Task inputs

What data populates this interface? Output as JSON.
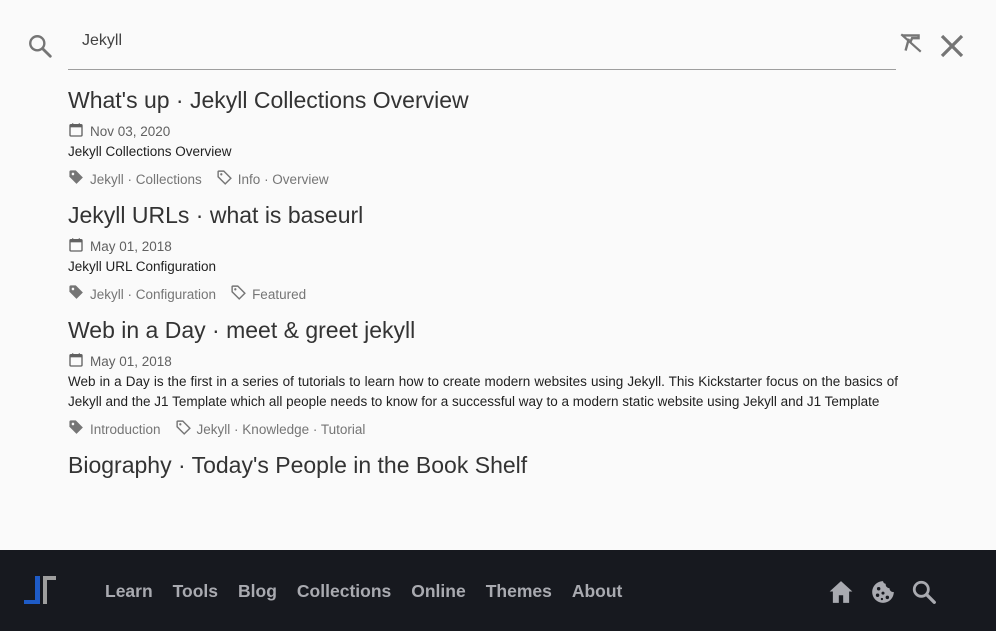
{
  "search": {
    "value": "Jekyll",
    "placeholder": "Search"
  },
  "results": [
    {
      "title": "What's up · Jekyll Collections Overview",
      "date": "Nov 03, 2020",
      "description": "Jekyll Collections Overview",
      "categories": "Jekyll · Collections",
      "tags": "Info · Overview"
    },
    {
      "title": "Jekyll URLs · what is baseurl",
      "date": "May 01, 2018",
      "description": "Jekyll URL Configuration",
      "categories": "Jekyll · Configuration",
      "tags": "Featured"
    },
    {
      "title": "Web in a Day · meet & greet jekyll",
      "date": "May 01, 2018",
      "description": "Web in a Day is the first in a series of tutorials to learn how to create modern websites using Jekyll. This Kickstarter focus on the basics of Jekyll and the J1 Template which all people needs to know for a successful way to a modern static website using Jekyll and J1 Template",
      "categories": "Introduction",
      "tags": "Jekyll · Knowledge · Tutorial"
    },
    {
      "title": "Biography · Today's People in the Book Shelf"
    }
  ],
  "navbar": {
    "links": [
      "Learn",
      "Tools",
      "Blog",
      "Collections",
      "Online",
      "Themes",
      "About"
    ],
    "icons": [
      "home-icon",
      "cookie-icon",
      "search-icon"
    ]
  },
  "colors": {
    "background": "#fafafa",
    "navbar": "#17191f",
    "nav_text": "#a9aab0",
    "logo_blue": "#1e5bc6",
    "logo_gray": "#9e9e9e"
  }
}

Job
Go through the listing above and quote it exactly, apart from its images.

Reply to the exercise
What data populates this interface? Output as JSON.
{
  "search": {
    "value": "Jekyll",
    "placeholder": "Search"
  },
  "results": [
    {
      "title": "What's up · Jekyll Collections Overview",
      "date": "Nov 03, 2020",
      "description": "Jekyll Collections Overview",
      "categories": "Jekyll · Collections",
      "tags": "Info · Overview"
    },
    {
      "title": "Jekyll URLs · what is baseurl",
      "date": "May 01, 2018",
      "description": "Jekyll URL Configuration",
      "categories": "Jekyll · Configuration",
      "tags": "Featured"
    },
    {
      "title": "Web in a Day · meet & greet jekyll",
      "date": "May 01, 2018",
      "description": "Web in a Day is the first in a series of tutorials to learn how to create modern websites using Jekyll. This Kickstarter focus on the basics of Jekyll and the J1 Template which all people needs to know for a successful way to a modern static website using Jekyll and J1 Template",
      "categories": "Introduction",
      "tags": "Jekyll · Knowledge · Tutorial"
    },
    {
      "title": "Biography · Today's People in the Book Shelf"
    }
  ],
  "navbar": {
    "links": [
      "Learn",
      "Tools",
      "Blog",
      "Collections",
      "Online",
      "Themes",
      "About"
    ],
    "icons": [
      "home-icon",
      "cookie-icon",
      "search-icon"
    ]
  },
  "colors": {
    "background": "#fafafa",
    "navbar": "#17191f",
    "nav_text": "#a9aab0",
    "logo_blue": "#1e5bc6",
    "logo_gray": "#9e9e9e"
  }
}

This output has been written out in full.